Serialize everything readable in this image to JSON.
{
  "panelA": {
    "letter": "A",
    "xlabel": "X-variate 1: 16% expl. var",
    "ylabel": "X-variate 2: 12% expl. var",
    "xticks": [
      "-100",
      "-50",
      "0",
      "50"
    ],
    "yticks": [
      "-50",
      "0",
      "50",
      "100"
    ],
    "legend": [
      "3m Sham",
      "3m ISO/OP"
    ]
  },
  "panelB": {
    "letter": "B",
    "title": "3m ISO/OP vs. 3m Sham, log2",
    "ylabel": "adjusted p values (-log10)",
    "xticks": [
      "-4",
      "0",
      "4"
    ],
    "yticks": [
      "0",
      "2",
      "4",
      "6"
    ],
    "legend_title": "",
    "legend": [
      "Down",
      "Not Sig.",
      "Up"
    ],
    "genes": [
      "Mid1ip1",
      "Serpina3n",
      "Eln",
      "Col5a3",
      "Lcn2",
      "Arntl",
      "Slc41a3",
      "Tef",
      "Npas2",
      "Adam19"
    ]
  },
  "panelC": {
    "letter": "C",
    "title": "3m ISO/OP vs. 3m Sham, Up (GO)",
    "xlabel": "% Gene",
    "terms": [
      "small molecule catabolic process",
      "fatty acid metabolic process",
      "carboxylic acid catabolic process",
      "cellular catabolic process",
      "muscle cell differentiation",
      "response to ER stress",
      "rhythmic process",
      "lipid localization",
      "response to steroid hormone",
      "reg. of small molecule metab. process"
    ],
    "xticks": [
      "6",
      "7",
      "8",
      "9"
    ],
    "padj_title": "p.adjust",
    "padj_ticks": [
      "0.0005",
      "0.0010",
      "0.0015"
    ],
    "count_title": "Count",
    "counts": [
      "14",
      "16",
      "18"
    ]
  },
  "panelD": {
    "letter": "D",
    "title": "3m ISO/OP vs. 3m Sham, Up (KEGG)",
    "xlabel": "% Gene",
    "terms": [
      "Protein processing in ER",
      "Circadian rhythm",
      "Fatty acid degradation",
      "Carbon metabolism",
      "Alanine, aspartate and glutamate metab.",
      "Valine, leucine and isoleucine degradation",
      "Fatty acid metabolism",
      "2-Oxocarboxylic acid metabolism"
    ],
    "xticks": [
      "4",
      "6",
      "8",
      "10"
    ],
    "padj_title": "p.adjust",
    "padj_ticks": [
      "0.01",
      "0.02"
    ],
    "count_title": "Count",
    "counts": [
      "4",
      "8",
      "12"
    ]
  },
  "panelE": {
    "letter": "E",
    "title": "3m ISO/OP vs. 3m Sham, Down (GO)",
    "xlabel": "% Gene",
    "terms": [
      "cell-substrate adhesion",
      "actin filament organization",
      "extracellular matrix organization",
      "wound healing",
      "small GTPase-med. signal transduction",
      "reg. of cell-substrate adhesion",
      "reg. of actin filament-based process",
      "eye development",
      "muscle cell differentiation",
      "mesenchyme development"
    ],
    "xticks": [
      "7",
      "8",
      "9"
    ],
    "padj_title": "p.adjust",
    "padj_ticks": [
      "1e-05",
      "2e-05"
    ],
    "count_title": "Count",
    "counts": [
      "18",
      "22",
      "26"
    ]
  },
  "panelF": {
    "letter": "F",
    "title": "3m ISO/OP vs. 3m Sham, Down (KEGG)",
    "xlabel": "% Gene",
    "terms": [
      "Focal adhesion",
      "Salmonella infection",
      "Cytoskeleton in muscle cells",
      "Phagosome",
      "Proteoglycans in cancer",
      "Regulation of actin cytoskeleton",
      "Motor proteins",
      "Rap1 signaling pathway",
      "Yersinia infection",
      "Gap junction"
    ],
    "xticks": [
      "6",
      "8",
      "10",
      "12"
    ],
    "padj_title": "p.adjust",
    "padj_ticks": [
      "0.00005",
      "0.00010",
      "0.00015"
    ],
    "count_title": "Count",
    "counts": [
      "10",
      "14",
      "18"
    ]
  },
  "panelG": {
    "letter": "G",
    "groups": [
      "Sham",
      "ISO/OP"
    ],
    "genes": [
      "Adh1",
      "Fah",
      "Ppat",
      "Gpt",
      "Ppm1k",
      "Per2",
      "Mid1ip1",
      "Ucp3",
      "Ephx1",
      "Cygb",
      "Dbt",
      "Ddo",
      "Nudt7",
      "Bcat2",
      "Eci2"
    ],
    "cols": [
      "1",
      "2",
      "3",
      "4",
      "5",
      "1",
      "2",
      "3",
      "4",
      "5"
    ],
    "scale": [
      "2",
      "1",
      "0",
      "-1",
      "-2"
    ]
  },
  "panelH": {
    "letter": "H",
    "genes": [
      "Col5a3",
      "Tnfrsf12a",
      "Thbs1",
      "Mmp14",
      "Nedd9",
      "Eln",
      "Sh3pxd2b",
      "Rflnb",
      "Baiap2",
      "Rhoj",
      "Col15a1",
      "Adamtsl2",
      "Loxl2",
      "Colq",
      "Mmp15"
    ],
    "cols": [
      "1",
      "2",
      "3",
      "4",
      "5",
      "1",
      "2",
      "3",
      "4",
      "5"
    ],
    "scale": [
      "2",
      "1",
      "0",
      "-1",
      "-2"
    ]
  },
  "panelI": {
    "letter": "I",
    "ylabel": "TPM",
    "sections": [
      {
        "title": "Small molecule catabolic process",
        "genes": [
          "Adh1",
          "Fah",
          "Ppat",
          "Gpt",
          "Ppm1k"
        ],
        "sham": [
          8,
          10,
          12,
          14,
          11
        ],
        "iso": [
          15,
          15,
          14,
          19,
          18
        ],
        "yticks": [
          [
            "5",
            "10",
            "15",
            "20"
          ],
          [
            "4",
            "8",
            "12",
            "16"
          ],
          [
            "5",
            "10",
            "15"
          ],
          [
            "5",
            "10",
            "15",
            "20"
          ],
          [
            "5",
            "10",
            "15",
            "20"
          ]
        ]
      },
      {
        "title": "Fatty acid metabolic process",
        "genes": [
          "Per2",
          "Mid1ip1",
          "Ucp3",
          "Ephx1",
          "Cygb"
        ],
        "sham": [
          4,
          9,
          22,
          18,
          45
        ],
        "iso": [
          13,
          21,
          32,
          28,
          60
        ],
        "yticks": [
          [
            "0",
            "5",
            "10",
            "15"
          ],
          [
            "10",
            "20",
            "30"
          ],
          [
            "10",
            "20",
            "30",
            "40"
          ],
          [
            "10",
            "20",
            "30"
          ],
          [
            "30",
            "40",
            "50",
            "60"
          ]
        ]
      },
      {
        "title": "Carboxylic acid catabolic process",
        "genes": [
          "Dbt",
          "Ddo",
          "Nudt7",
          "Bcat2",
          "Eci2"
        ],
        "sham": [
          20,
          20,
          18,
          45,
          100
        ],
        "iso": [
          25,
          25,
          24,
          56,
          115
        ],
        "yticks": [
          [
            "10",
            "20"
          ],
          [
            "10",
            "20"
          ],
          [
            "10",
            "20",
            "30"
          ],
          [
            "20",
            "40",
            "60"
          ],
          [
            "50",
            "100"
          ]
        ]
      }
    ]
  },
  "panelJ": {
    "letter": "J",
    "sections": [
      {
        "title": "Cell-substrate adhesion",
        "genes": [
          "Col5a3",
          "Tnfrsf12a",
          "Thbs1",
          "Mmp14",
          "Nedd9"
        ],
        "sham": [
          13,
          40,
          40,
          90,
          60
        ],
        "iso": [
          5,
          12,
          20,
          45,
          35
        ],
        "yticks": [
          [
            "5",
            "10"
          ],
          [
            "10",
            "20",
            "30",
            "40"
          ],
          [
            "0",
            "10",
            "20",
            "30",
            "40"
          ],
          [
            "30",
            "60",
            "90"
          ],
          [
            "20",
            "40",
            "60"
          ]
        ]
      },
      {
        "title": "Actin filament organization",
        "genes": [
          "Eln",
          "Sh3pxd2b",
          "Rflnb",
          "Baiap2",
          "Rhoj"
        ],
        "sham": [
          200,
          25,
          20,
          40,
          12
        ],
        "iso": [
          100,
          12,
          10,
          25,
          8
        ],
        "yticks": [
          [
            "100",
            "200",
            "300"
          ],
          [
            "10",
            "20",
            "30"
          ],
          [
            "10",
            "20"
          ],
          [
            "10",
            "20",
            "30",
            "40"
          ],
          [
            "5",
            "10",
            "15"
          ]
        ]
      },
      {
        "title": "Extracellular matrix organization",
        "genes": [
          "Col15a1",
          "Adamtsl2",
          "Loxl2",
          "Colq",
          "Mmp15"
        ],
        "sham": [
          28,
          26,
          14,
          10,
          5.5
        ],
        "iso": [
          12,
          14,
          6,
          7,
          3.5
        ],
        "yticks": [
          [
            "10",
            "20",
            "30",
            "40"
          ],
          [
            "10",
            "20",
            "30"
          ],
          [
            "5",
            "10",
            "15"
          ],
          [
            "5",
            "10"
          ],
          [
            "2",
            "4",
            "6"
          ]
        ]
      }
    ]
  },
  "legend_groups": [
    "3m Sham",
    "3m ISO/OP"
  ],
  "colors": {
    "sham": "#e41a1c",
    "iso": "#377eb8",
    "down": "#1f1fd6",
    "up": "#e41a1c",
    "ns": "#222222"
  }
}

## BRIEF
Go through the entries above and report every line in which the word "matrix" appears.

## RESULT OF THE EXERCISE
      "extracellular matrix organization",
        "title": "Extracellular matrix organization",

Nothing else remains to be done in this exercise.